**Document passage:**
★ ★ ★ ★ ★ ★ ★
I'm working on an iOS music app (written in C++) and my model looks more or less like this:
--Song
----Track
----Track
------Pattern
------Pattern
--------Note
--------Note
--------Note
So basically a Song has multiple Tracks, a Track can have multiple Patterns and a Pattern has multiple Notes. Each one of those things is represented by a class and except for the Song object, they're all stored inside vectors.
Each Note has a "frame" parameter so that I can calculate when a note should be played. For example, if I have 44100 samples / second and the frame for a particular note is 132300 I know that I need that Note at the start of the third second.
My question is how I should represent those notes for best performance? Right now I'm thinking of storing the notes in a vector datamember of each pattern and than loop all the Tracks of the Song, than look the Patterns and than loop the Notes to see which one has a frame datamember that is greater than 132300 and smaller than 176400 (start of 4th second).
As you can tell, that's a lot of loops and a song could be as long as 10 minutes. So I'm wondering if this will be fast enough to calculate all the frames and send them to the buffer on time.
★ ★ ★ ★ ★ ★ ★
**Short exercise A:** Reproduce the passage of the forum post on storing notes in a C++ music app, beginning at the words "As you can tell, that's" and stopping after "buffer on time.".

(Dataset items)
★ ★ ★ ★ ★ ★ ★
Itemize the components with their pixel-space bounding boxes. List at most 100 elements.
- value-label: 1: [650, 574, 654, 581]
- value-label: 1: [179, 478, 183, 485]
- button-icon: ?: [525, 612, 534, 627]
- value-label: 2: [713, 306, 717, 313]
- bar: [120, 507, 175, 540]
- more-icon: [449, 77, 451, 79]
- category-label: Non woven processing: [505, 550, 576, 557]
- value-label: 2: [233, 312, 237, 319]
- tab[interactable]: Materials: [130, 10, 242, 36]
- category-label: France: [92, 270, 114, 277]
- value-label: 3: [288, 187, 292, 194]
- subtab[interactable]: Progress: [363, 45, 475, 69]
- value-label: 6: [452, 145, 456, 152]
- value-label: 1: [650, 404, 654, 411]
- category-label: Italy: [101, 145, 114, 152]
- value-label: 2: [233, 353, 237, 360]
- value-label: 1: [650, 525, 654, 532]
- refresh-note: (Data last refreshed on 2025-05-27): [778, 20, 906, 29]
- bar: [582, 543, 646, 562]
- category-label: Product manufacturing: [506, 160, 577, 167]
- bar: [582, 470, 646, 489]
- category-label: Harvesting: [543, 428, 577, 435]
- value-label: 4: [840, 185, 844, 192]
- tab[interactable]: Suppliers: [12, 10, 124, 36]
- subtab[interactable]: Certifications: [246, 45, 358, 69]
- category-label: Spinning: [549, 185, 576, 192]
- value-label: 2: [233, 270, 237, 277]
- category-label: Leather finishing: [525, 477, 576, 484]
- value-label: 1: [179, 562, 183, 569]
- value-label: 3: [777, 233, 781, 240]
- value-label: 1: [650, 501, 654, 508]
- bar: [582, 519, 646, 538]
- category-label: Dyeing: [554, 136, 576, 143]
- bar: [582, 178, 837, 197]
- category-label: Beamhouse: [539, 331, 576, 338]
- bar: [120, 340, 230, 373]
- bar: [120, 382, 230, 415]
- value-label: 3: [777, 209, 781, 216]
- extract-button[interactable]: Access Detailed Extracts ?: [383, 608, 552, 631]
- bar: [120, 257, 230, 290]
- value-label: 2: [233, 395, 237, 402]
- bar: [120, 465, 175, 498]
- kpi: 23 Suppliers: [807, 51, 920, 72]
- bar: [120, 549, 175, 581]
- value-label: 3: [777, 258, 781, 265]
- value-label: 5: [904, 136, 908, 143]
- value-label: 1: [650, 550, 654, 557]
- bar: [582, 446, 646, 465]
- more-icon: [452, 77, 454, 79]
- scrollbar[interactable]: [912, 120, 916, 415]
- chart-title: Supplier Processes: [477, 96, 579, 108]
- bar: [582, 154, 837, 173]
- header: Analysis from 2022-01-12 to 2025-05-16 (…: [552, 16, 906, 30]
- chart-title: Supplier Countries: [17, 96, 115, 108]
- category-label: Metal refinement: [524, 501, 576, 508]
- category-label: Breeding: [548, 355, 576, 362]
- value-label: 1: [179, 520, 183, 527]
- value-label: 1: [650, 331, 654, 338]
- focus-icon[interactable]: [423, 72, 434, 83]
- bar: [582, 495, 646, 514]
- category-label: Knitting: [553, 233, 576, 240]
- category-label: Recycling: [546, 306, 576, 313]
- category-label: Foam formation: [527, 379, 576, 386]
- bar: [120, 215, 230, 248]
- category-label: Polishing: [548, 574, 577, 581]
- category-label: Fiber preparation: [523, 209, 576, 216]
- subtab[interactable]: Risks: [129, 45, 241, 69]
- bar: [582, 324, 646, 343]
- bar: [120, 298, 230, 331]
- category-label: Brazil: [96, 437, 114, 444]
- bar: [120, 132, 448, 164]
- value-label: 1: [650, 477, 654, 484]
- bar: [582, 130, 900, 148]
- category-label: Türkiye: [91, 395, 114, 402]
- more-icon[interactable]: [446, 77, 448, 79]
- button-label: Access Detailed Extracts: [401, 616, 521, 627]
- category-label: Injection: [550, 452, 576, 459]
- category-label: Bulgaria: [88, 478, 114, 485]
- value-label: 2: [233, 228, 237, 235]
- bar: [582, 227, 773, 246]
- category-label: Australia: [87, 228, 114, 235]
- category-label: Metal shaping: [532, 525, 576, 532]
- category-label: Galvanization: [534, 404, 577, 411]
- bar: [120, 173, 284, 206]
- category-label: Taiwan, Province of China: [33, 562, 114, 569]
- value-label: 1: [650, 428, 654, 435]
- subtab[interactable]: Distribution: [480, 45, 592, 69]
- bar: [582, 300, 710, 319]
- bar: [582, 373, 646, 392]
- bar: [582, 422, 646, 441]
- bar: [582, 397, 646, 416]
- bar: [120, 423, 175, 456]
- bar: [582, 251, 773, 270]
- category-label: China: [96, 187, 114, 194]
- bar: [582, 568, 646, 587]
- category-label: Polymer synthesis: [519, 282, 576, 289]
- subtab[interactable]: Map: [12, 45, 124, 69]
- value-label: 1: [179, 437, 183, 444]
★ ★ ★ ★ ★ ★ ★
**Short exercise B:** Write out the lines of the records, beginning at the first line of the records and stopping after the line that contains "- category-label: Non".

**Full solution A:**
As you can tell, that's a lot of loops and a song could be as long as 10 minutes. So I'm wondering if this will be fast enough to calculate all the frames and send them to the buffer on time.

**Full solution B:**
Itemize the components with their pixel-space bounding boxes. List at most 100 elements.
- value-label: 1: [650, 574, 654, 581]
- value-label: 1: [179, 478, 183, 485]
- button-icon: ?: [525, 612, 534, 627]
- value-label: 2: [713, 306, 717, 313]
- bar: [120, 507, 175, 540]
- more-icon: [449, 77, 451, 79]
- category-label: Non woven processing: [505, 550, 576, 557]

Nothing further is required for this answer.